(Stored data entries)
══════════════════════════════
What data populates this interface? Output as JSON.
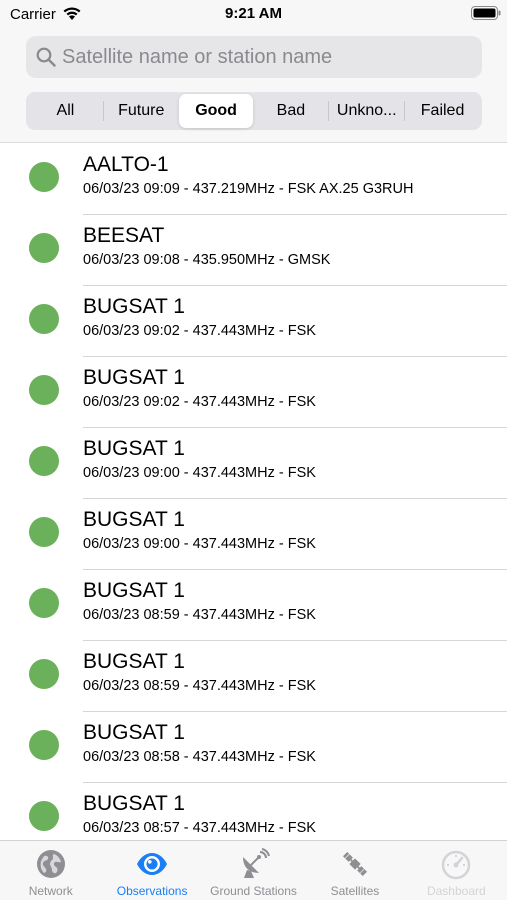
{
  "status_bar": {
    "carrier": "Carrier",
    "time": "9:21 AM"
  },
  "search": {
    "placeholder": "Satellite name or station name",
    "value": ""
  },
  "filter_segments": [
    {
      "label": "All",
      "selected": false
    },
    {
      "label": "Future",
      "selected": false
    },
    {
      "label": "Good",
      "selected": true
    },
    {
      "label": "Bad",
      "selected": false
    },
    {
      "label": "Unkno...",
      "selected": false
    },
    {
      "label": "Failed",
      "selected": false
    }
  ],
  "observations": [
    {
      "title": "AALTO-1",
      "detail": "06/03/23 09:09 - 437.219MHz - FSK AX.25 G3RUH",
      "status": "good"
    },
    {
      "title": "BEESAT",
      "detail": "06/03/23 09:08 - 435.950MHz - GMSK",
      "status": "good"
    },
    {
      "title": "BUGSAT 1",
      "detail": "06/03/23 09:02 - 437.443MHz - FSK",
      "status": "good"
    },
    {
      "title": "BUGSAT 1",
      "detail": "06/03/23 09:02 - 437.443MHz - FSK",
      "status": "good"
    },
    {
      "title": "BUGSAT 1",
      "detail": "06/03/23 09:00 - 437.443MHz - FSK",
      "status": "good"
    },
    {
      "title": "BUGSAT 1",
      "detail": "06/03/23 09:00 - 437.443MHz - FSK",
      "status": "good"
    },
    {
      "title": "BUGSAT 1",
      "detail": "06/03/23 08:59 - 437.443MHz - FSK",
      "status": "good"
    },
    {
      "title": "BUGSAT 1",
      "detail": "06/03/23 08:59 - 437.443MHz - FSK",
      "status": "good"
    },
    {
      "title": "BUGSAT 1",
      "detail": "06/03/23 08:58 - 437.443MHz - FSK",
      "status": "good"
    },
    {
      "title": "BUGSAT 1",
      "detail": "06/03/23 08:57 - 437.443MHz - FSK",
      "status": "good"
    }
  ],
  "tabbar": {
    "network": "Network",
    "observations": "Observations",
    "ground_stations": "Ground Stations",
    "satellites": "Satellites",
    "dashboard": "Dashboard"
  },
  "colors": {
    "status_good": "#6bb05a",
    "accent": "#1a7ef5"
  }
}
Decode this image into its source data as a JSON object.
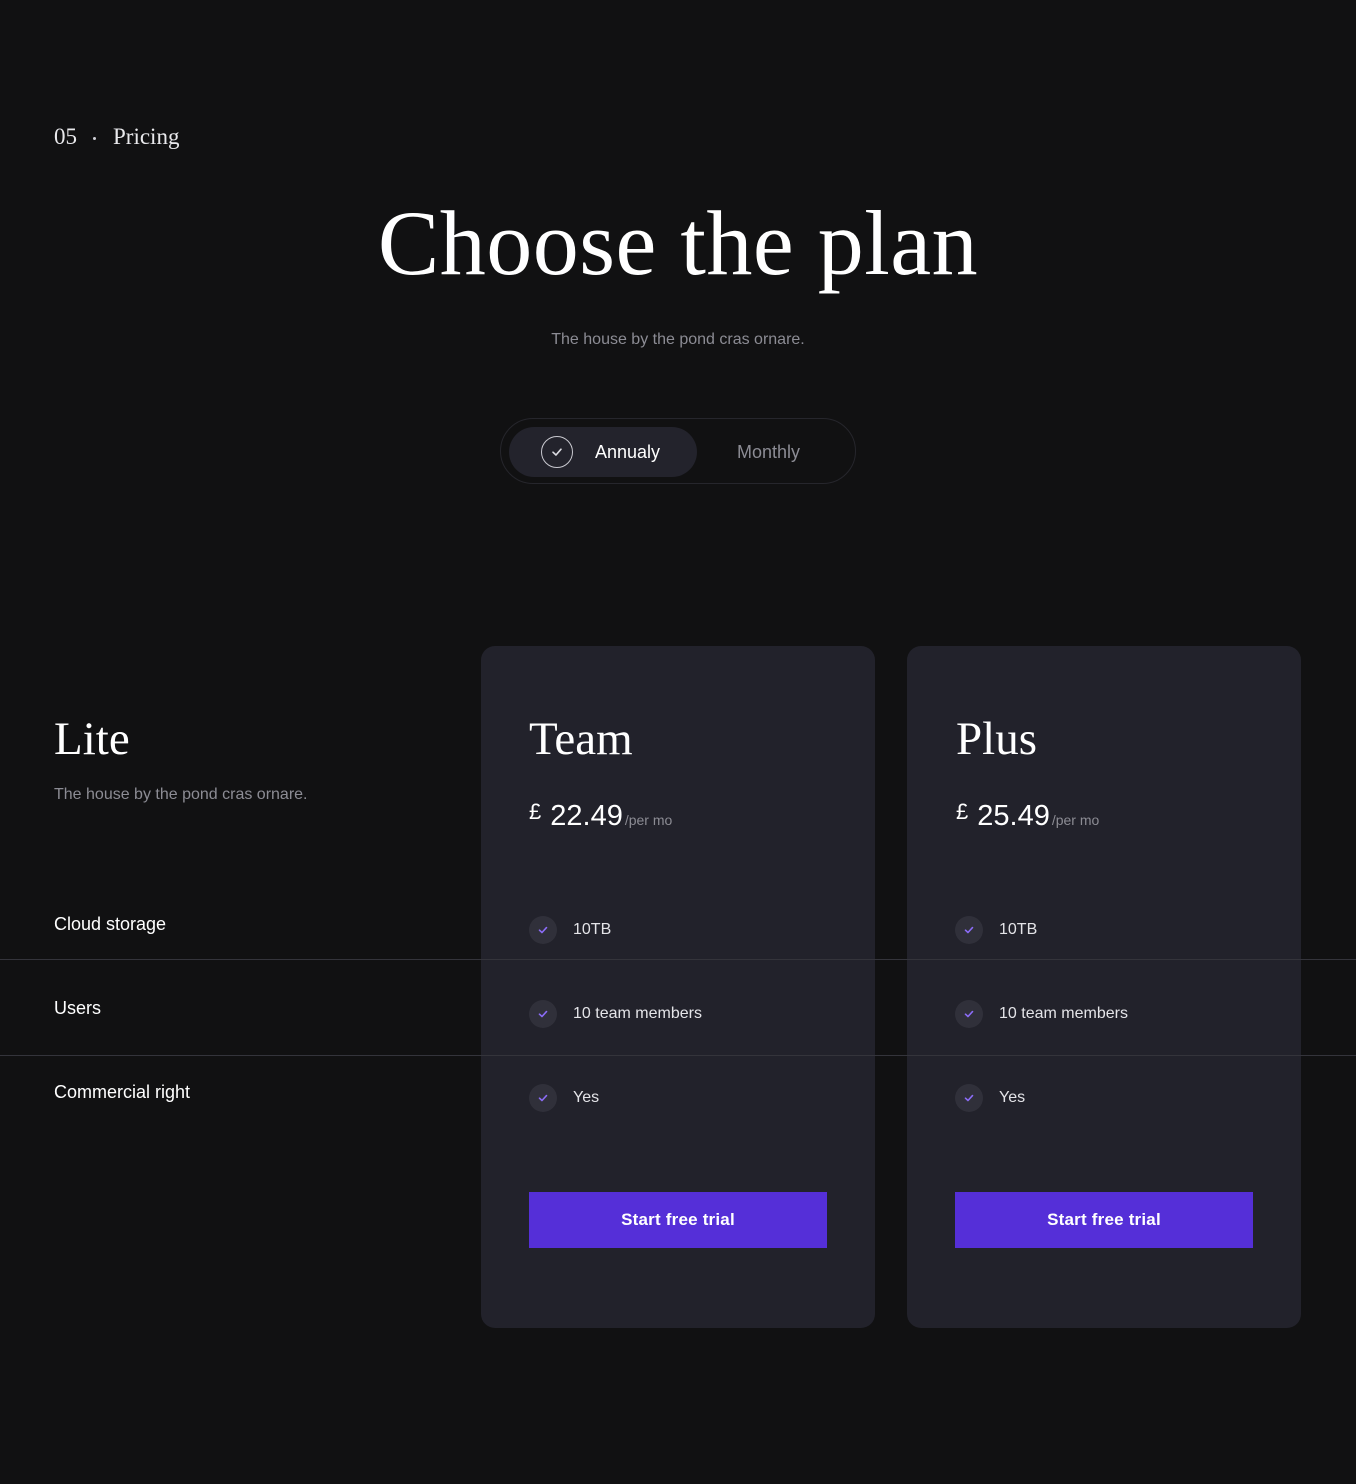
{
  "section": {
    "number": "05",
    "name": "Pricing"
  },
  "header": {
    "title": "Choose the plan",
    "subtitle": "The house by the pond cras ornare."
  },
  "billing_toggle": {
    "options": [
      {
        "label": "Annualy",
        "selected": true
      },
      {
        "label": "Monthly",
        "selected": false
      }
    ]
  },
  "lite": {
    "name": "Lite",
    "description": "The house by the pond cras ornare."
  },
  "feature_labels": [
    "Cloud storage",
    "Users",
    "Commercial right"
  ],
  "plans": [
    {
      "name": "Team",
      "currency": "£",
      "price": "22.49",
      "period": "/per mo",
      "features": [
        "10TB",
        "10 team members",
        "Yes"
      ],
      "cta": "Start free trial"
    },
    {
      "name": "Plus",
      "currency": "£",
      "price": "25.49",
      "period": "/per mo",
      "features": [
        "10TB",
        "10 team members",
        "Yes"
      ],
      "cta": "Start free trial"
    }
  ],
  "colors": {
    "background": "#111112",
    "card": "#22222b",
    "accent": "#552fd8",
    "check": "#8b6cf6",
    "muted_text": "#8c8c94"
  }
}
══════════════════════════════
To be done: Which lines of the data above contain "pond"? Copy each one.

Problem solution:
    "subtitle": "The house by the pond cras ornare."
    "description": "The house by the pond cras ornare."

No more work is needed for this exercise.